PROMPT
What follows is a listing; restate every line of it word for word.
--------------------
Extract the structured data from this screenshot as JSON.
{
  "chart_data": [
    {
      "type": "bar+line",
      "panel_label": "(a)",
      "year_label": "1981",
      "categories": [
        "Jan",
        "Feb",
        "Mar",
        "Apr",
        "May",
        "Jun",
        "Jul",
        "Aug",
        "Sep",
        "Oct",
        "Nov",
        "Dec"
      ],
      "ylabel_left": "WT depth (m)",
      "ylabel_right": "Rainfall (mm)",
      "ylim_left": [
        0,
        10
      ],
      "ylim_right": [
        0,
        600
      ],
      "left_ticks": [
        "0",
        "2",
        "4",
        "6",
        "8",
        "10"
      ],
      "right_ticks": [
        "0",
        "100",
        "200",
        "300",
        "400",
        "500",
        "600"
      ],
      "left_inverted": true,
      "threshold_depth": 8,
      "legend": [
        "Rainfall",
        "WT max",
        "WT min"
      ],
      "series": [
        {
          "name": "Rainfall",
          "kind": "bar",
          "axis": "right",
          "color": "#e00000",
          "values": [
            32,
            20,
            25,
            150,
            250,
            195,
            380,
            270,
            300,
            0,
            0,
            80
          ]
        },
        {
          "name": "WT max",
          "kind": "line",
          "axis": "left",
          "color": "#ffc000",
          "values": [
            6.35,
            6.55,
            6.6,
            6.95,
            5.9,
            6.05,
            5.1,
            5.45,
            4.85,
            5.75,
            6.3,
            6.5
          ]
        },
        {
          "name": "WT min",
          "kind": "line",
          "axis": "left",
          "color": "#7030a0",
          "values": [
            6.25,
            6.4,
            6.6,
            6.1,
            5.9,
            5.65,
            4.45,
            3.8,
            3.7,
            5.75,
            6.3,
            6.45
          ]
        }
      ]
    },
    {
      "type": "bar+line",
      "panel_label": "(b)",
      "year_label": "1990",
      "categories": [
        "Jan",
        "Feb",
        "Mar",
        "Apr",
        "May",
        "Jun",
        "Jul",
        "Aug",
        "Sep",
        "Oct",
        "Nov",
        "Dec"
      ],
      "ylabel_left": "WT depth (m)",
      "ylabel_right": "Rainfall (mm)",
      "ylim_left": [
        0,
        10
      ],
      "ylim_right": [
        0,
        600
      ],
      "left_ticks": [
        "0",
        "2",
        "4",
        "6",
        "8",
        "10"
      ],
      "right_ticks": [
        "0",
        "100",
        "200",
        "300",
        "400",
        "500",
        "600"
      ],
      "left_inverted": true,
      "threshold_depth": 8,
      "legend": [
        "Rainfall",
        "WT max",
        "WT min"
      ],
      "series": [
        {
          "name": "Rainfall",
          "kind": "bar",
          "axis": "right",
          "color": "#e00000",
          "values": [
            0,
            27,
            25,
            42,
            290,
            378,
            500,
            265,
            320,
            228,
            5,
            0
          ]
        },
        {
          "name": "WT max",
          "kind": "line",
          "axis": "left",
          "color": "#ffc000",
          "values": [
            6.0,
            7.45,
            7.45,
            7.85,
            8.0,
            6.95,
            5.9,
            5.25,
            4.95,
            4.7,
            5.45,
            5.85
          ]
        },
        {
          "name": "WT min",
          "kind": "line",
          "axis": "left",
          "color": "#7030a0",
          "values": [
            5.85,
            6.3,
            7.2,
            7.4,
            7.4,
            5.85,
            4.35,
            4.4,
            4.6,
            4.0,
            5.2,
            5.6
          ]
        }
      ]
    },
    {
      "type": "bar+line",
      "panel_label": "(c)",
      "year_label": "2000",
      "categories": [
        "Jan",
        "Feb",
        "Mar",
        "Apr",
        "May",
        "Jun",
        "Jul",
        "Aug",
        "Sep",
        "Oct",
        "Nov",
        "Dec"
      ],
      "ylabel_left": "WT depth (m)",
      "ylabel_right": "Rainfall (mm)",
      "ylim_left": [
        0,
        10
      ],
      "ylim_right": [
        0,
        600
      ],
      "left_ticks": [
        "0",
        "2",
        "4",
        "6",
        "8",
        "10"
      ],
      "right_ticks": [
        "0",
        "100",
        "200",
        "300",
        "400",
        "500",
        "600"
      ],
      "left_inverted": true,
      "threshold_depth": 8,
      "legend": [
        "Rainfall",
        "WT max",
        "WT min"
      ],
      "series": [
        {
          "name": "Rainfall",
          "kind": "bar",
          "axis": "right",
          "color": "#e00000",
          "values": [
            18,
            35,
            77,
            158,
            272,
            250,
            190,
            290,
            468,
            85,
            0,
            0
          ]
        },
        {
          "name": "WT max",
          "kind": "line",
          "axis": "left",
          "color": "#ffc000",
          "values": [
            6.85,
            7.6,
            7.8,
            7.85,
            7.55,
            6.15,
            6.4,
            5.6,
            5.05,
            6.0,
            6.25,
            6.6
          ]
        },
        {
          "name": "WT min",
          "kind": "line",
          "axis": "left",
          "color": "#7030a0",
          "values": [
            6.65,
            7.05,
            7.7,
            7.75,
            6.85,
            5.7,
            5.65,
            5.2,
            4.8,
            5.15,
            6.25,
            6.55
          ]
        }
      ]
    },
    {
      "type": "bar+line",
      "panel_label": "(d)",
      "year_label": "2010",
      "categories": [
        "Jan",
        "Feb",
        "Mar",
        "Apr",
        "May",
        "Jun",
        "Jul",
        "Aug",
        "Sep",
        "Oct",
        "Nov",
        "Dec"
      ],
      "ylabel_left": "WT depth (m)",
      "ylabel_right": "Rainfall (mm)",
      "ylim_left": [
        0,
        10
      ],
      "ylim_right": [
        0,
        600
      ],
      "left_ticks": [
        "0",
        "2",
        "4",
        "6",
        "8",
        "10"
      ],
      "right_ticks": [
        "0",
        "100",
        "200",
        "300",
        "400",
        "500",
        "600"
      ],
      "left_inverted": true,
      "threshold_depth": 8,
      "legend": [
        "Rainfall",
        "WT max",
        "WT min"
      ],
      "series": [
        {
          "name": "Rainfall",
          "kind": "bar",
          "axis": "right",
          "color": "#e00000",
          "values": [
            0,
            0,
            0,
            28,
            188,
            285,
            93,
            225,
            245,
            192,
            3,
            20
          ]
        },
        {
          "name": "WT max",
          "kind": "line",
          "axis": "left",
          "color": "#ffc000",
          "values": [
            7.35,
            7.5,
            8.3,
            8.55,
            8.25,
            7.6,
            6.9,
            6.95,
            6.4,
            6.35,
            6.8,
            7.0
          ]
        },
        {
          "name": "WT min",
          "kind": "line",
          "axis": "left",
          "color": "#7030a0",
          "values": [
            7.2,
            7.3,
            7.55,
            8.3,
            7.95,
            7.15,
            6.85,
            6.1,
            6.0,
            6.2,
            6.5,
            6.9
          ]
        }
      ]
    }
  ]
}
--------------------
COMPLETED EXERCISE
Extract the structured data from this screenshot as JSON.
{
  "chart_data": [
    {
      "type": "bar+line",
      "panel_label": "(a)",
      "year_label": "1981",
      "categories": [
        "Jan",
        "Feb",
        "Mar",
        "Apr",
        "May",
        "Jun",
        "Jul",
        "Aug",
        "Sep",
        "Oct",
        "Nov",
        "Dec"
      ],
      "ylabel_left": "WT depth (m)",
      "ylabel_right": "Rainfall (mm)",
      "ylim_left": [
        0,
        10
      ],
      "ylim_right": [
        0,
        600
      ],
      "left_ticks": [
        "0",
        "2",
        "4",
        "6",
        "8",
        "10"
      ],
      "right_ticks": [
        "0",
        "100",
        "200",
        "300",
        "400",
        "500",
        "600"
      ],
      "left_inverted": true,
      "threshold_depth": 8,
      "legend": [
        "Rainfall",
        "WT max",
        "WT min"
      ],
      "series": [
        {
          "name": "Rainfall",
          "kind": "bar",
          "axis": "right",
          "color": "#e00000",
          "values": [
            32,
            20,
            25,
            150,
            250,
            195,
            380,
            270,
            300,
            0,
            0,
            80
          ]
        },
        {
          "name": "WT max",
          "kind": "line",
          "axis": "left",
          "color": "#ffc000",
          "values": [
            6.35,
            6.55,
            6.6,
            6.95,
            5.9,
            6.05,
            5.1,
            5.45,
            4.85,
            5.75,
            6.3,
            6.5
          ]
        },
        {
          "name": "WT min",
          "kind": "line",
          "axis": "left",
          "color": "#7030a0",
          "values": [
            6.25,
            6.4,
            6.6,
            6.1,
            5.9,
            5.65,
            4.45,
            3.8,
            3.7,
            5.75,
            6.3,
            6.45
          ]
        }
      ]
    },
    {
      "type": "bar+line",
      "panel_label": "(b)",
      "year_label": "1990",
      "categories": [
        "Jan",
        "Feb",
        "Mar",
        "Apr",
        "May",
        "Jun",
        "Jul",
        "Aug",
        "Sep",
        "Oct",
        "Nov",
        "Dec"
      ],
      "ylabel_left": "WT depth (m)",
      "ylabel_right": "Rainfall (mm)",
      "ylim_left": [
        0,
        10
      ],
      "ylim_right": [
        0,
        600
      ],
      "left_ticks": [
        "0",
        "2",
        "4",
        "6",
        "8",
        "10"
      ],
      "right_ticks": [
        "0",
        "100",
        "200",
        "300",
        "400",
        "500",
        "600"
      ],
      "left_inverted": true,
      "threshold_depth": 8,
      "legend": [
        "Rainfall",
        "WT max",
        "WT min"
      ],
      "series": [
        {
          "name": "Rainfall",
          "kind": "bar",
          "axis": "right",
          "color": "#e00000",
          "values": [
            0,
            27,
            25,
            42,
            290,
            378,
            500,
            265,
            320,
            228,
            5,
            0
          ]
        },
        {
          "name": "WT max",
          "kind": "line",
          "axis": "left",
          "color": "#ffc000",
          "values": [
            6.0,
            7.45,
            7.45,
            7.85,
            8.0,
            6.95,
            5.9,
            5.25,
            4.95,
            4.7,
            5.45,
            5.85
          ]
        },
        {
          "name": "WT min",
          "kind": "line",
          "axis": "left",
          "color": "#7030a0",
          "values": [
            5.85,
            6.3,
            7.2,
            7.4,
            7.4,
            5.85,
            4.35,
            4.4,
            4.6,
            4.0,
            5.2,
            5.6
          ]
        }
      ]
    },
    {
      "type": "bar+line",
      "panel_label": "(c)",
      "year_label": "2000",
      "categories": [
        "Jan",
        "Feb",
        "Mar",
        "Apr",
        "May",
        "Jun",
        "Jul",
        "Aug",
        "Sep",
        "Oct",
        "Nov",
        "Dec"
      ],
      "ylabel_left": "WT depth (m)",
      "ylabel_right": "Rainfall (mm)",
      "ylim_left": [
        0,
        10
      ],
      "ylim_right": [
        0,
        600
      ],
      "left_ticks": [
        "0",
        "2",
        "4",
        "6",
        "8",
        "10"
      ],
      "right_ticks": [
        "0",
        "100",
        "200",
        "300",
        "400",
        "500",
        "600"
      ],
      "left_inverted": true,
      "threshold_depth": 8,
      "legend": [
        "Rainfall",
        "WT max",
        "WT min"
      ],
      "series": [
        {
          "name": "Rainfall",
          "kind": "bar",
          "axis": "right",
          "color": "#e00000",
          "values": [
            18,
            35,
            77,
            158,
            272,
            250,
            190,
            290,
            468,
            85,
            0,
            0
          ]
        },
        {
          "name": "WT max",
          "kind": "line",
          "axis": "left",
          "color": "#ffc000",
          "values": [
            6.85,
            7.6,
            7.8,
            7.85,
            7.55,
            6.15,
            6.4,
            5.6,
            5.05,
            6.0,
            6.25,
            6.6
          ]
        },
        {
          "name": "WT min",
          "kind": "line",
          "axis": "left",
          "color": "#7030a0",
          "values": [
            6.65,
            7.05,
            7.7,
            7.75,
            6.85,
            5.7,
            5.65,
            5.2,
            4.8,
            5.15,
            6.25,
            6.55
          ]
        }
      ]
    },
    {
      "type": "bar+line",
      "panel_label": "(d)",
      "year_label": "2010",
      "categories": [
        "Jan",
        "Feb",
        "Mar",
        "Apr",
        "May",
        "Jun",
        "Jul",
        "Aug",
        "Sep",
        "Oct",
        "Nov",
        "Dec"
      ],
      "ylabel_left": "WT depth (m)",
      "ylabel_right": "Rainfall (mm)",
      "ylim_left": [
        0,
        10
      ],
      "ylim_right": [
        0,
        600
      ],
      "left_ticks": [
        "0",
        "2",
        "4",
        "6",
        "8",
        "10"
      ],
      "right_ticks": [
        "0",
        "100",
        "200",
        "300",
        "400",
        "500",
        "600"
      ],
      "left_inverted": true,
      "threshold_depth": 8,
      "legend": [
        "Rainfall",
        "WT max",
        "WT min"
      ],
      "series": [
        {
          "name": "Rainfall",
          "kind": "bar",
          "axis": "right",
          "color": "#e00000",
          "values": [
            0,
            0,
            0,
            28,
            188,
            285,
            93,
            225,
            245,
            192,
            3,
            20
          ]
        },
        {
          "name": "WT max",
          "kind": "line",
          "axis": "left",
          "color": "#ffc000",
          "values": [
            7.35,
            7.5,
            8.3,
            8.55,
            8.25,
            7.6,
            6.9,
            6.95,
            6.4,
            6.35,
            6.8,
            7.0
          ]
        },
        {
          "name": "WT min",
          "kind": "line",
          "axis": "left",
          "color": "#7030a0",
          "values": [
            7.2,
            7.3,
            7.55,
            8.3,
            7.95,
            7.15,
            6.85,
            6.1,
            6.0,
            6.2,
            6.5,
            6.9
          ]
        }
      ]
    }
  ]
}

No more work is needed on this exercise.